Exercise brief
Only the number is wanted: how many lines of the data contain "JSON"?

Input records
########
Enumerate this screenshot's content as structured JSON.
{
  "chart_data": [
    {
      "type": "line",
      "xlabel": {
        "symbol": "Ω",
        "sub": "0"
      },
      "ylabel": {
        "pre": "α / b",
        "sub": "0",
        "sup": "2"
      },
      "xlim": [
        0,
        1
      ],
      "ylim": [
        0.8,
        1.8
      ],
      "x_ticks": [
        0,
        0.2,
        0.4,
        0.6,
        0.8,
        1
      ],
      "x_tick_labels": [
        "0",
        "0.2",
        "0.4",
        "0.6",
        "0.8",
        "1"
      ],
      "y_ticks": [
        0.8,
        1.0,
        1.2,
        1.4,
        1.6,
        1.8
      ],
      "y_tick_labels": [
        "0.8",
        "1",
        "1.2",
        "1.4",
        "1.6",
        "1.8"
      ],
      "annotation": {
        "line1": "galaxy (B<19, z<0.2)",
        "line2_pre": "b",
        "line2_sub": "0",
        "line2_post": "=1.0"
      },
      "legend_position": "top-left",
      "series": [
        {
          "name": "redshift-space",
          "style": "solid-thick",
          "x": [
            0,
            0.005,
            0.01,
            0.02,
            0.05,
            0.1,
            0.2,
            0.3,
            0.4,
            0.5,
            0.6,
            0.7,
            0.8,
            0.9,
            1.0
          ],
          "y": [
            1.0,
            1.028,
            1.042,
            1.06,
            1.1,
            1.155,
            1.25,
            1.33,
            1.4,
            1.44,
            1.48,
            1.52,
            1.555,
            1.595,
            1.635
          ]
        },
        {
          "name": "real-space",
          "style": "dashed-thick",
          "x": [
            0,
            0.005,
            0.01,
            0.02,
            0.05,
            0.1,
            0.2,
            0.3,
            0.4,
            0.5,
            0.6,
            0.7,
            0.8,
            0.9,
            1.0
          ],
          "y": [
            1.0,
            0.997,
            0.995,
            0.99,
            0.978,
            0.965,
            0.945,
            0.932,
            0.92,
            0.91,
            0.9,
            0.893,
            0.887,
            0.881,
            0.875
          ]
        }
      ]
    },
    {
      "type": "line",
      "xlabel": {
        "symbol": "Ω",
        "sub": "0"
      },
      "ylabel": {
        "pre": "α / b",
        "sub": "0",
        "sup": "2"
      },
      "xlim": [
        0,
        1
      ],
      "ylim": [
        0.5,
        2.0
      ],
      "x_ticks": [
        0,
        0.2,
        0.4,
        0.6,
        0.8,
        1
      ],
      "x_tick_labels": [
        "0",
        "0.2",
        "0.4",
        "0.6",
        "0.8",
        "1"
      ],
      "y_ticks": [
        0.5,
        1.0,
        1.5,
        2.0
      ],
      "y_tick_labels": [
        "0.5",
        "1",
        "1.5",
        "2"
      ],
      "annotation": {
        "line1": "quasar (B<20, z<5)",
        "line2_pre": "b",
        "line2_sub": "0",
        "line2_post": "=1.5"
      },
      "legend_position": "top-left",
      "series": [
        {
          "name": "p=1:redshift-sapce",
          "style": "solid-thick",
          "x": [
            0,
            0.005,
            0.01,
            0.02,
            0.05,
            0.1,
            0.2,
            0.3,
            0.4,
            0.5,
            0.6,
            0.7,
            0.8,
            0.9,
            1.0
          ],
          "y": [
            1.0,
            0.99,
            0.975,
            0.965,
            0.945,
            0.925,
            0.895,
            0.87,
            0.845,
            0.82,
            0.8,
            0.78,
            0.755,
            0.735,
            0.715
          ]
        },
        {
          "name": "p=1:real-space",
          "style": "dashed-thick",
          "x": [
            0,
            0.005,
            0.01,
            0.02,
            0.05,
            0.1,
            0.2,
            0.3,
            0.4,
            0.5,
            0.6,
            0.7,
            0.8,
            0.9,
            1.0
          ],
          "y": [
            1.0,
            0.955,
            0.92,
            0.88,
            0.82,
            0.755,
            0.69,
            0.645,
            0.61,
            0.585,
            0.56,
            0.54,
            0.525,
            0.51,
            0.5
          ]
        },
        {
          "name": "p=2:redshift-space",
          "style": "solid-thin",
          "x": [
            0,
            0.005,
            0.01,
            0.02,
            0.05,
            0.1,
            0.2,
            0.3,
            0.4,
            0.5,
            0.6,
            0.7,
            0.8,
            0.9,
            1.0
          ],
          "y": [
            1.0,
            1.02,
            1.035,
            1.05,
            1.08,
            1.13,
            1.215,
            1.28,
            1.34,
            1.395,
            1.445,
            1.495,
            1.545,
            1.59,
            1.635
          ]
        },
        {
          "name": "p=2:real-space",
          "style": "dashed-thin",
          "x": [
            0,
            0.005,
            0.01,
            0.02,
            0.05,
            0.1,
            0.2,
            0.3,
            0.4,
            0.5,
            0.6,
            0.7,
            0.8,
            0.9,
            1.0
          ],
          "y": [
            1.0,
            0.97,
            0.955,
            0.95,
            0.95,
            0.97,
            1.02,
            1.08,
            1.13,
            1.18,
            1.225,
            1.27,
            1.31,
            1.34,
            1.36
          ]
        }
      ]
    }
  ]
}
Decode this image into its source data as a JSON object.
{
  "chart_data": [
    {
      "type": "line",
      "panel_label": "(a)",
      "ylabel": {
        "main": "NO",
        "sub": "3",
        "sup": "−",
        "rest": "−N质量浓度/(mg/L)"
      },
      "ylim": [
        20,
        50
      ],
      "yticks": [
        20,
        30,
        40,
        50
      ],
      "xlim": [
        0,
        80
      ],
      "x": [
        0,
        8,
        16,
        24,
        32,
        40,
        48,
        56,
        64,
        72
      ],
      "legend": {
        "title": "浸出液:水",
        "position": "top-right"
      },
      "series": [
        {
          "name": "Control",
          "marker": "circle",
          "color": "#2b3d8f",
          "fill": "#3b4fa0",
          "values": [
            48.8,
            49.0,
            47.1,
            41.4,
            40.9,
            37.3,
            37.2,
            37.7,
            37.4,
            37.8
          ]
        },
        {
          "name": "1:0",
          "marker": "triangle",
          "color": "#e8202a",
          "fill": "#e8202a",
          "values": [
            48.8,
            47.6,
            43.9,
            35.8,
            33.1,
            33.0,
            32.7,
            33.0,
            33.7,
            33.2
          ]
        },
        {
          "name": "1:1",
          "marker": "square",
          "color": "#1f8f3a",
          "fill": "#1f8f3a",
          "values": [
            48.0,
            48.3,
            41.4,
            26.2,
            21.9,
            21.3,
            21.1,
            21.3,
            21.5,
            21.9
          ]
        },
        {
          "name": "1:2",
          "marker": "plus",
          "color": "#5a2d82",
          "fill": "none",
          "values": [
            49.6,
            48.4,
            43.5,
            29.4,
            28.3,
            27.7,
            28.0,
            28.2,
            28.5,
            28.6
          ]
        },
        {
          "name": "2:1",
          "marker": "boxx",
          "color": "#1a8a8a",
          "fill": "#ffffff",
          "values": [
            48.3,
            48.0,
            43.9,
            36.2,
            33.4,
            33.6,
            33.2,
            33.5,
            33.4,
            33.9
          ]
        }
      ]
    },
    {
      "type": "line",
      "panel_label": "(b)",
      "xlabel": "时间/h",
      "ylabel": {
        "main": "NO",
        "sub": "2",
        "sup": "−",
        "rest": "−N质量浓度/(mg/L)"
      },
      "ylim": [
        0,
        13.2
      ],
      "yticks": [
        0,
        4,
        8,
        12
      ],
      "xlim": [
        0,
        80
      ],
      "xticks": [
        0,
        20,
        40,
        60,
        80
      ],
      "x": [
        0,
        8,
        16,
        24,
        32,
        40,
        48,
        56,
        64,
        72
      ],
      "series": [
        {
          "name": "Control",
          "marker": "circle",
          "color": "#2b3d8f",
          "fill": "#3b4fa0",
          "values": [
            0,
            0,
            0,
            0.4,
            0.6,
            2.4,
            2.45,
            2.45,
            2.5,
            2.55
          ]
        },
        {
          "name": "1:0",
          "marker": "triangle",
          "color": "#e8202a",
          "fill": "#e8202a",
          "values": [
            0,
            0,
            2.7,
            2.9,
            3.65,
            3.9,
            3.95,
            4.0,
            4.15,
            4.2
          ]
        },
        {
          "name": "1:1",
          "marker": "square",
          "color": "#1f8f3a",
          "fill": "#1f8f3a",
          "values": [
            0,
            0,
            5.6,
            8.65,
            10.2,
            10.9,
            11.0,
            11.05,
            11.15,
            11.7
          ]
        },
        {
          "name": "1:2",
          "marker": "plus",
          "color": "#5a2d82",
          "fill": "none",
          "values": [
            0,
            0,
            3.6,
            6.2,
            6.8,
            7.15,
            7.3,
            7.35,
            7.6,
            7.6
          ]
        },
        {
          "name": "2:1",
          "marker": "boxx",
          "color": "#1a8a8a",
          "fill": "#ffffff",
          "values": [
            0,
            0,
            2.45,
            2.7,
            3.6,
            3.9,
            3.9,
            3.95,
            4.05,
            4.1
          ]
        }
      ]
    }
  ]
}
########
Written reply
2